### WHAT IS BEING ASKED
Give every entry again, word for word and in full.

## START

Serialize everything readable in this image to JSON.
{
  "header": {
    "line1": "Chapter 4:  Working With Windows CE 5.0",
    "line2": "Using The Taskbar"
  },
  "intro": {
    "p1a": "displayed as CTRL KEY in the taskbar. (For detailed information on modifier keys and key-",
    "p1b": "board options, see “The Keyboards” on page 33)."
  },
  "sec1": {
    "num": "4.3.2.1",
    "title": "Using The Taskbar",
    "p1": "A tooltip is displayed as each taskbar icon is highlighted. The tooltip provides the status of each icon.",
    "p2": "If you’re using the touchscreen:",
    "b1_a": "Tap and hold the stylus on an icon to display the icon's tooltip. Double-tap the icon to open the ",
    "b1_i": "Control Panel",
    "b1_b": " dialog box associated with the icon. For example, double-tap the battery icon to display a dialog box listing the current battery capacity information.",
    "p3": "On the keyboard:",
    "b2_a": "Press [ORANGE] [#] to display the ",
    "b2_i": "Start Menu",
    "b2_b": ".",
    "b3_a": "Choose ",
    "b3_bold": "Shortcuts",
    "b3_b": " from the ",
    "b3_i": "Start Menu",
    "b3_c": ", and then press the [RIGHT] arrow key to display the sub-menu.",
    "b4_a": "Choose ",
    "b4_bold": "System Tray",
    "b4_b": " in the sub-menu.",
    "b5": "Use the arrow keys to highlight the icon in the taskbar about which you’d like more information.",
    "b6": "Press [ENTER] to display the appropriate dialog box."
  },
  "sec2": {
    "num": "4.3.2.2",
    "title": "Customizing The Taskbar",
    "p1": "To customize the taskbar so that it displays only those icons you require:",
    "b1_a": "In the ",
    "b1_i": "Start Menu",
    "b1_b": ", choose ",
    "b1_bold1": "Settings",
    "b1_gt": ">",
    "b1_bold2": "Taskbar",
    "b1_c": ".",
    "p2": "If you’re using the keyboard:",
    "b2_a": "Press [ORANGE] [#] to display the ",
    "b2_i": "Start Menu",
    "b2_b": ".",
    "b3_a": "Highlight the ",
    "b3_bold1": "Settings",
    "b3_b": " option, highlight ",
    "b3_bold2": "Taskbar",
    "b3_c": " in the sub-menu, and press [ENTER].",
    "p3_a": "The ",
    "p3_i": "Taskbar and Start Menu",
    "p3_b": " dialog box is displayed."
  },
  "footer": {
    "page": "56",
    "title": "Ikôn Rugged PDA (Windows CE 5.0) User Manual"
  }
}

## END

### WRITTEN RESPONSE
Serialize everything readable in this image to JSON.
{
  "header": {
    "line1": "Chapter 4:  Working With Windows CE 5.0",
    "line2": "Using The Taskbar"
  },
  "intro": {
    "p1a": "displayed as CTRL KEY in the taskbar. (For detailed information on modifier keys and key-",
    "p1b": "board options, see “The Keyboards” on page 33)."
  },
  "sec1": {
    "num": "4.3.2.1",
    "title": "Using The Taskbar",
    "p1": "A tooltip is displayed as each taskbar icon is highlighted. The tooltip provides the status of each icon.",
    "p2": "If you’re using the touchscreen:",
    "b1_a": "Tap and hold the stylus on an icon to display the icon's tooltip. Double-tap the icon to open the ",
    "b1_i": "Control Panel",
    "b1_b": " dialog box associated with the icon. For example, double-tap the battery icon to display a dialog box listing the current battery capacity information.",
    "p3": "On the keyboard:",
    "b2_a": "Press [ORANGE] [#] to display the ",
    "b2_i": "Start Menu",
    "b2_b": ".",
    "b3_a": "Choose ",
    "b3_bold": "Shortcuts",
    "b3_b": " from the ",
    "b3_i": "Start Menu",
    "b3_c": ", and then press the [RIGHT] arrow key to display the sub-menu.",
    "b4_a": "Choose ",
    "b4_bold": "System Tray",
    "b4_b": " in the sub-menu.",
    "b5": "Use the arrow keys to highlight the icon in the taskbar about which you’d like more information.",
    "b6": "Press [ENTER] to display the appropriate dialog box."
  },
  "sec2": {
    "num": "4.3.2.2",
    "title": "Customizing The Taskbar",
    "p1": "To customize the taskbar so that it displays only those icons you require:",
    "b1_a": "In the ",
    "b1_i": "Start Menu",
    "b1_b": ", choose ",
    "b1_bold1": "Settings",
    "b1_gt": ">",
    "b1_bold2": "Taskbar",
    "b1_c": ".",
    "p2": "If you’re using the keyboard:",
    "b2_a": "Press [ORANGE] [#] to display the ",
    "b2_i": "Start Menu",
    "b2_b": ".",
    "b3_a": "Highlight the ",
    "b3_bold1": "Settings",
    "b3_b": " option, highlight ",
    "b3_bold2": "Taskbar",
    "b3_c": " in the sub-menu, and press [ENTER].",
    "p3_a": "The ",
    "p3_i": "Taskbar and Start Menu",
    "p3_b": " dialog box is displayed."
  },
  "footer": {
    "page": "56",
    "title": "Ikôn Rugged PDA (Windows CE 5.0) User Manual"
  }
}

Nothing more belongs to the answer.